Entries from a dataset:
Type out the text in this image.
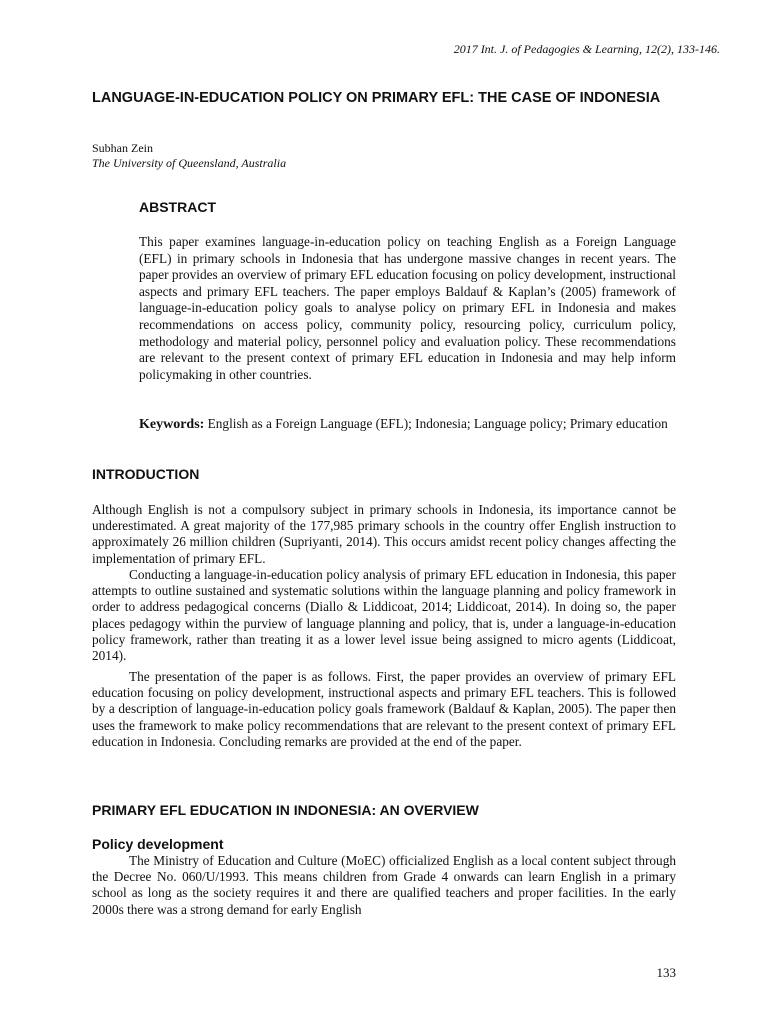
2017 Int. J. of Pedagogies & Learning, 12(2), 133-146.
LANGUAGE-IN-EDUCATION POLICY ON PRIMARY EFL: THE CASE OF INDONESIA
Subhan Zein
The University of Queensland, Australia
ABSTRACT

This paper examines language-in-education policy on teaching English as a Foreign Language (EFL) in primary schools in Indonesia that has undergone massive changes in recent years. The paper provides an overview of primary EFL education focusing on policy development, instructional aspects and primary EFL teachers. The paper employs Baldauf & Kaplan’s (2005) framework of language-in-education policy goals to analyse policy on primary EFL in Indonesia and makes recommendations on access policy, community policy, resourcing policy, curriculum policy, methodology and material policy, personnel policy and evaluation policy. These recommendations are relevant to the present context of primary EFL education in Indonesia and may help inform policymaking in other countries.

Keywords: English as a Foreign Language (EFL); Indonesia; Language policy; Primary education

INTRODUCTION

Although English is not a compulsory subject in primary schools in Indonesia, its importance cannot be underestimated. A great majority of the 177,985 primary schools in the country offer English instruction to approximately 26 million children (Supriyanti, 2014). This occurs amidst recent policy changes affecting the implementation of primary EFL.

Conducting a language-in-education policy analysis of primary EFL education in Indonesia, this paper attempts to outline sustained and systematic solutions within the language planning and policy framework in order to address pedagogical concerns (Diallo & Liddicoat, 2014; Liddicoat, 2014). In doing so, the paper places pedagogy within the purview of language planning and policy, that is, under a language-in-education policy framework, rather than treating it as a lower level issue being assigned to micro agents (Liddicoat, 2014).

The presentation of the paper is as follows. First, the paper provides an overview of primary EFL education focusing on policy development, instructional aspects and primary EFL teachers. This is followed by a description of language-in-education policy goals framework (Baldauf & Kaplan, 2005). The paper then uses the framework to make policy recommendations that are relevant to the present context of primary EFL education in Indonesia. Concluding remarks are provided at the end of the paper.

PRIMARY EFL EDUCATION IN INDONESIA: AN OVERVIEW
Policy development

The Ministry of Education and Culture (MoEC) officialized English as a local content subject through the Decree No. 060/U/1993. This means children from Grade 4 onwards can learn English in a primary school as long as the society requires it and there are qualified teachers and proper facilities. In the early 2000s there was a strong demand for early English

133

...

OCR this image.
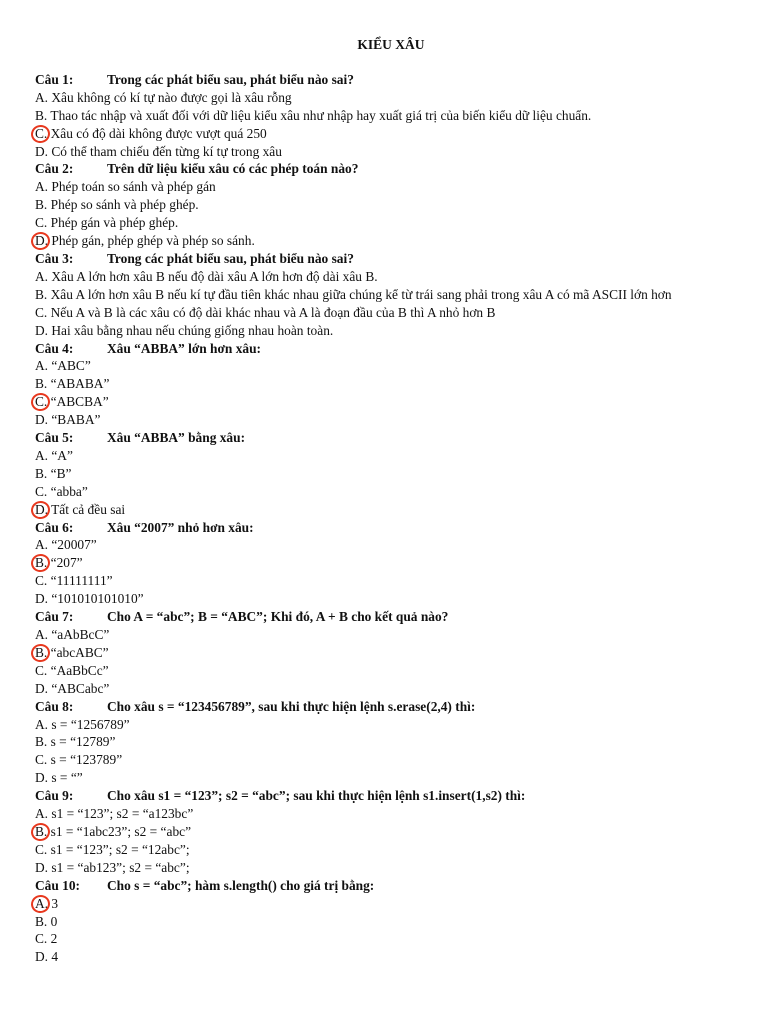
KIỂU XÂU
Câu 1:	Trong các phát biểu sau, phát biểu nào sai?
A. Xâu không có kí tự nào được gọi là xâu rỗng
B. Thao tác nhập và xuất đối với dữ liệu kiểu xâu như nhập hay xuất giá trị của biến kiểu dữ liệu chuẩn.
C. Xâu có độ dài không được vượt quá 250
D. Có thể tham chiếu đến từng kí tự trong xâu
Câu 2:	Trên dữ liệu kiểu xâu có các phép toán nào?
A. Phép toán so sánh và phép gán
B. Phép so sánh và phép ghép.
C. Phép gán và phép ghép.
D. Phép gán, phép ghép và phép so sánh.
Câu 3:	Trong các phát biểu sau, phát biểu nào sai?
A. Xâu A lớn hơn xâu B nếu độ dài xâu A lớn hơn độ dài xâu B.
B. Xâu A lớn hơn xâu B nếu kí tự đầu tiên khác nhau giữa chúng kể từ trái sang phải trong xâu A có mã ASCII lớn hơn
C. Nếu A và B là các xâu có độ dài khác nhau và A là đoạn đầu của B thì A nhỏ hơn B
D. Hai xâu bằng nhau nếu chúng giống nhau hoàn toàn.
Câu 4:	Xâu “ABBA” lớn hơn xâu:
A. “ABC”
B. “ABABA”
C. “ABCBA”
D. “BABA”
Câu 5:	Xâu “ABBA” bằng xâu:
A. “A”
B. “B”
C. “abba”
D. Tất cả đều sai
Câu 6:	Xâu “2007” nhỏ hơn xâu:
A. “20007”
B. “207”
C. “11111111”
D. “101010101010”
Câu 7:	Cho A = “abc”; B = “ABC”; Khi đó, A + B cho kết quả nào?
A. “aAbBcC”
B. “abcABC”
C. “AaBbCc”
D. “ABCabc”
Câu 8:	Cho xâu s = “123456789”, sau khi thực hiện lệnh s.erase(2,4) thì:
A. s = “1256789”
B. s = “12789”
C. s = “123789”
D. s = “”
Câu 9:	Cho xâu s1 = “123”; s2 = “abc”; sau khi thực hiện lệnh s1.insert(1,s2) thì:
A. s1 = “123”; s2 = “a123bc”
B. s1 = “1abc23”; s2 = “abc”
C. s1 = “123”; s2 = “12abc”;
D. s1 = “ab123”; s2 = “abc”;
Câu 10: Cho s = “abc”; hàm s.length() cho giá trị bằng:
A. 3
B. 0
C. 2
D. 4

...

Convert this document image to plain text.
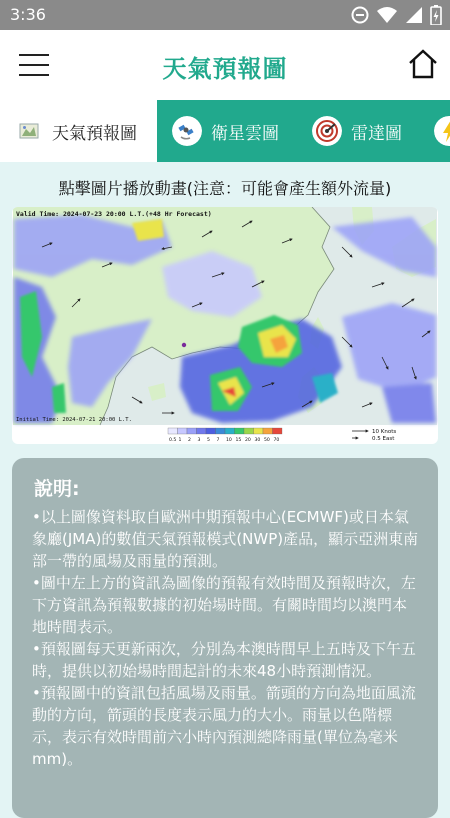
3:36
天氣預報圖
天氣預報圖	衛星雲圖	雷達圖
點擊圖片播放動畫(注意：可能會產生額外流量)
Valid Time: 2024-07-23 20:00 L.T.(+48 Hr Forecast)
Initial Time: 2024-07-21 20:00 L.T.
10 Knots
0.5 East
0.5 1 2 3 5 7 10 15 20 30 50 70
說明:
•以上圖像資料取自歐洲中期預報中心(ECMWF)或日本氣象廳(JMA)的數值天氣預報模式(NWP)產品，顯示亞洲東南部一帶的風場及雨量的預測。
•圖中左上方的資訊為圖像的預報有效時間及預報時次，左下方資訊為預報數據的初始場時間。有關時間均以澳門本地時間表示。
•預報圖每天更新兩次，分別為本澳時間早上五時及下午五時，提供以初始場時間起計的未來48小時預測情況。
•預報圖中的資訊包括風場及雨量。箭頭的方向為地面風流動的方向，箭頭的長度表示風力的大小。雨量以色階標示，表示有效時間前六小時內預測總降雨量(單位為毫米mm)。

Requirements: Search the lines for "Baldauf". Copy each line that has it.

Exercise response:
This paper examines language-in-education policy on teaching English as a Foreign Language (EFL) in primary schools in Indonesia that has undergone massive changes in recent years. The paper provides an overview of primary EFL education focusing on policy development, instructional aspects and primary EFL teachers. The paper employs Baldauf & Kaplan’s (2005) framework of language-in-education policy goals to analyse policy on primary EFL in Indonesia and makes recommendations on access policy, community policy, resourcing policy, curriculum policy, methodology and material policy, personnel policy and evaluation policy. These recommendations are relevant to the present context of primary EFL education in Indonesia and may help inform policymaking in other countries.
The presentation of the paper is as follows. First, the paper provides an overview of primary EFL education focusing on policy development, instructional aspects and primary EFL teachers. This is followed by a description of language-in-education policy goals framework (Baldauf & Kaplan, 2005). The paper then uses the framework to make policy recommendations that are relevant to the present context of primary EFL education in Indonesia. Concluding remarks are provided at the end of the paper.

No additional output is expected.